Task goal: Write the next part of the passage below on the European Union's response to the 2013 crisis in Egypt, starting after its last sentence.

Document segment:
▽
With the failure of European mediation following the dispersal of the Brotherhood sit-ins, an EU foreign-ministers meeting took place in Brussels to discuss the situation in Egypt. The group agreed on August 21, 2013, to suspend arms sales to Cairo but not to cut economic assistance or limit trade. According to the German foreign minister, Guido Westerwelle, the challenge was "on the one hand to send a clear political signal against violence to Cairo, while on the other hand maintaining lines of communication and possibilities for influence."15 Prior to that meeting, Germany, Italy, the Netherlands, Norway, the Czech Republic and the UK had all taken steps to restrict arms exports.
△
Supplied records:
▽
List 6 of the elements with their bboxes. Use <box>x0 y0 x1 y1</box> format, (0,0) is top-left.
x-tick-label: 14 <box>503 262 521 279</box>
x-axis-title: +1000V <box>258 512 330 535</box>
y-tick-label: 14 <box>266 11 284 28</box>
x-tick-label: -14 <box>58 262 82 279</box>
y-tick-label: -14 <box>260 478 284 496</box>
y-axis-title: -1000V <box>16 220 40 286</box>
△
Your response:
The reaction in Egypt was unexpected. Nabil Fahmy, Egypt's foreign minister in the interim government, warned against the "internationalization" of Egypt's crisis and suggested that Cairo could manage without EU help. He told UK Foreign Secretary William Hague and other European foreign ministers, "The Brotherhood and its allies were terrorizing citizens, attacking governmental institutions, hospitals, churches, places of worship [and] causing … a threat to domestic peace and security." He has also called for the country to examine "what aid is being used to pressure Egypt and whether this aid has good intentions and credibility."16
In fact, the European leverage on the new transitional regime in Egypt is minimal, especially in contrast with the huge assistance funds from the Gulf, estimated at $12 billion. These were committed only after the deposition of Morsi. Saudi Arabia has further announced that it stood ready to compensate for any cut in Egypt's aid. This adds to Egypt's recent attempts to diversify its arms sources, mainly through a rapprochement with Russia. Apart from that, Europe itself promised more aid to Egypt after 2011 than it actually delivered, and Egypt was not essentially dependent on it for arms. It is worth mentioning that the EU's budgeted financial support for Egypt amounted to €1 billion between 2007 and the end of 2013, but the Commission says that the instability in Egypt reduced the flow of aid to Egypt to just €16 million in 2012. No new programs have been approved since then. Besides, the €5 billion that the EU pledged for Egypt in November 2012 — €1 billion directly from the EU, with the rest from the EIB and the EBRD — were already frozen, since they were linked to Egypt's ability to conclude a deal with the International Monetary Fund (IMF).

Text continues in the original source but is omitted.